(Figure collection entries)

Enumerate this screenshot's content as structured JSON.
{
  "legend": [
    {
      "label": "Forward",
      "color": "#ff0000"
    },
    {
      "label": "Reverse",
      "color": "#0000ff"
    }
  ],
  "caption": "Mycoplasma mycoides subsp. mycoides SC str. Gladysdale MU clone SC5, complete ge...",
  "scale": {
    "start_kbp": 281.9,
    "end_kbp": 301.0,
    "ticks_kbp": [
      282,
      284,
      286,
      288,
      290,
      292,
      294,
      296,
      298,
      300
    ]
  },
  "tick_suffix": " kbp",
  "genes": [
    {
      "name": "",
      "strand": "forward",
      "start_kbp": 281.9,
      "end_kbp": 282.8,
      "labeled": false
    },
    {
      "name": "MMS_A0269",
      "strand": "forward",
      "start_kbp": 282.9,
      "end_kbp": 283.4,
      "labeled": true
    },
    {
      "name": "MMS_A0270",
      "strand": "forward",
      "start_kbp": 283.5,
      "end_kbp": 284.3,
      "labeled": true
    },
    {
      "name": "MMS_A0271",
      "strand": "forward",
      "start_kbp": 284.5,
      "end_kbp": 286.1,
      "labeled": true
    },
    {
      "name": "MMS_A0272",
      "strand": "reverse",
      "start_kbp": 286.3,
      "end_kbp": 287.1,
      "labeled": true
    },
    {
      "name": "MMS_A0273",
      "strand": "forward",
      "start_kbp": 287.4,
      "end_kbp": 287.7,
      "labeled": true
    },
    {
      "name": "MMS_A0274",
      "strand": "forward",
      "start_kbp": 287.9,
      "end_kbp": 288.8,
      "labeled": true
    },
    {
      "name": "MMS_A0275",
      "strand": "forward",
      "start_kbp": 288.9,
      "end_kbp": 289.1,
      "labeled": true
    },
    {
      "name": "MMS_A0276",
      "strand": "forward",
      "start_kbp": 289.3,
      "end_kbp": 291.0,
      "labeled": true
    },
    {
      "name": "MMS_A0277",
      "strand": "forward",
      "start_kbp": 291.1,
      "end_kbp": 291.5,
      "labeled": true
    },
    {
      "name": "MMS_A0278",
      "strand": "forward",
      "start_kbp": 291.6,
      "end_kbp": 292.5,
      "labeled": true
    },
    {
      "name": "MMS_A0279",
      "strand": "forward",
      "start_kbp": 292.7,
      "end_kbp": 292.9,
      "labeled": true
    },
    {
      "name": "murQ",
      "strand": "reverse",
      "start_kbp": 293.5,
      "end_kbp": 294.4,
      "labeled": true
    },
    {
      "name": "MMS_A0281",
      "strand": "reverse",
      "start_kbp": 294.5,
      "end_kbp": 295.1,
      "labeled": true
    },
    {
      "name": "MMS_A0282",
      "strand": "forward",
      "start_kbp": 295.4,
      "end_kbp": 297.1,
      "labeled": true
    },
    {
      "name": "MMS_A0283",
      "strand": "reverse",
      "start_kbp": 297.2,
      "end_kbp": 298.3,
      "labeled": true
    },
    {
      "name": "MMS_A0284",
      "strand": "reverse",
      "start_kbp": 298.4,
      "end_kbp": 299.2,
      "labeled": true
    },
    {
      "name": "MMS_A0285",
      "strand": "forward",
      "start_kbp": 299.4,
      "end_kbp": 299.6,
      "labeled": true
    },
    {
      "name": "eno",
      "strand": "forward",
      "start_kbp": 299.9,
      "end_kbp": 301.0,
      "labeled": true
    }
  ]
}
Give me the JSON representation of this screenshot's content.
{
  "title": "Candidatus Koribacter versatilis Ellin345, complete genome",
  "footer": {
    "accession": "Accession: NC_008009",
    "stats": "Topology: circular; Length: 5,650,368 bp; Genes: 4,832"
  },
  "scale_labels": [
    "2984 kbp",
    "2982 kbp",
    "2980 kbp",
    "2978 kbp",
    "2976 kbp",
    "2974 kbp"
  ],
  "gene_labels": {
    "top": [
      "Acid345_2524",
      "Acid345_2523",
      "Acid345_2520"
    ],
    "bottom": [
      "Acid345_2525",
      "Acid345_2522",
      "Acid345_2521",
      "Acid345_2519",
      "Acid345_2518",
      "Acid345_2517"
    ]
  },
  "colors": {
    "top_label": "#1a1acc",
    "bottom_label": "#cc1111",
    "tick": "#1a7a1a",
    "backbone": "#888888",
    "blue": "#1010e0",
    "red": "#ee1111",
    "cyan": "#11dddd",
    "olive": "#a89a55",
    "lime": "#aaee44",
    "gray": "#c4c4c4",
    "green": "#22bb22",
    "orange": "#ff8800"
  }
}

- TASK DETAILS -
For every entry above, give it back exactly as written.

- ANSWER SECTION -
Enumerate this screenshot's content as structured JSON.
{
  "legend": [
    {
      "label": "Forward",
      "color": "#ff0000"
    },
    {
      "label": "Reverse",
      "color": "#0000ff"
    }
  ],
  "caption": "Mycoplasma mycoides subsp. mycoides SC str. Gladysdale MU clone SC5, complete ge...",
  "scale": {
    "start_kbp": 281.9,
    "end_kbp": 301.0,
    "ticks_kbp": [
      282,
      284,
      286,
      288,
      290,
      292,
      294,
      296,
      298,
      300
    ]
  },
  "tick_suffix": " kbp",
  "genes": [
    {
      "name": "",
      "strand": "forward",
      "start_kbp": 281.9,
      "end_kbp": 282.8,
      "labeled": false
    },
    {
      "name": "MMS_A0269",
      "strand": "forward",
      "start_kbp": 282.9,
      "end_kbp": 283.4,
      "labeled": true
    },
    {
      "name": "MMS_A0270",
      "strand": "forward",
      "start_kbp": 283.5,
      "end_kbp": 284.3,
      "labeled": true
    },
    {
      "name": "MMS_A0271",
      "strand": "forward",
      "start_kbp": 284.5,
      "end_kbp": 286.1,
      "labeled": true
    },
    {
      "name": "MMS_A0272",
      "strand": "reverse",
      "start_kbp": 286.3,
      "end_kbp": 287.1,
      "labeled": true
    },
    {
      "name": "MMS_A0273",
      "strand": "forward",
      "start_kbp": 287.4,
      "end_kbp": 287.7,
      "labeled": true
    },
    {
      "name": "MMS_A0274",
      "strand": "forward",
      "start_kbp": 287.9,
      "end_kbp": 288.8,
      "labeled": true
    },
    {
      "name": "MMS_A0275",
      "strand": "forward",
      "start_kbp": 288.9,
      "end_kbp": 289.1,
      "labeled": true
    },
    {
      "name": "MMS_A0276",
      "strand": "forward",
      "start_kbp": 289.3,
      "end_kbp": 291.0,
      "labeled": true
    },
    {
      "name": "MMS_A0277",
      "strand": "forward",
      "start_kbp": 291.1,
      "end_kbp": 291.5,
      "labeled": true
    },
    {
      "name": "MMS_A0278",
      "strand": "forward",
      "start_kbp": 291.6,
      "end_kbp": 292.5,
      "labeled": true
    },
    {
      "name": "MMS_A0279",
      "strand": "forward",
      "start_kbp": 292.7,
      "end_kbp": 292.9,
      "labeled": true
    },
    {
      "name": "murQ",
      "strand": "reverse",
      "start_kbp": 293.5,
      "end_kbp": 294.4,
      "labeled": true
    },
    {
      "name": "MMS_A0281",
      "strand": "reverse",
      "start_kbp": 294.5,
      "end_kbp": 295.1,
      "labeled": true
    },
    {
      "name": "MMS_A0282",
      "strand": "forward",
      "start_kbp": 295.4,
      "end_kbp": 297.1,
      "labeled": true
    },
    {
      "name": "MMS_A0283",
      "strand": "reverse",
      "start_kbp": 297.2,
      "end_kbp": 298.3,
      "labeled": true
    },
    {
      "name": "MMS_A0284",
      "strand": "reverse",
      "start_kbp": 298.4,
      "end_kbp": 299.2,
      "labeled": true
    },
    {
      "name": "MMS_A0285",
      "strand": "forward",
      "start_kbp": 299.4,
      "end_kbp": 299.6,
      "labeled": true
    },
    {
      "name": "eno",
      "strand": "forward",
      "start_kbp": 299.9,
      "end_kbp": 301.0,
      "labeled": true
    }
  ]
}
Give me the JSON representation of this screenshot's content.
{
  "title": "Candidatus Koribacter versatilis Ellin345, complete genome",
  "footer": {
    "accession": "Accession: NC_008009",
    "stats": "Topology: circular; Length: 5,650,368 bp; Genes: 4,832"
  },
  "scale_labels": [
    "2984 kbp",
    "2982 kbp",
    "2980 kbp",
    "2978 kbp",
    "2976 kbp",
    "2974 kbp"
  ],
  "gene_labels": {
    "top": [
      "Acid345_2524",
      "Acid345_2523",
      "Acid345_2520"
    ],
    "bottom": [
      "Acid345_2525",
      "Acid345_2522",
      "Acid345_2521",
      "Acid345_2519",
      "Acid345_2518",
      "Acid345_2517"
    ]
  },
  "colors": {
    "top_label": "#1a1acc",
    "bottom_label": "#cc1111",
    "tick": "#1a7a1a",
    "backbone": "#888888",
    "blue": "#1010e0",
    "red": "#ee1111",
    "cyan": "#11dddd",
    "olive": "#a89a55",
    "lime": "#aaee44",
    "gray": "#c4c4c4",
    "green": "#22bb22",
    "orange": "#ff8800"
  }
}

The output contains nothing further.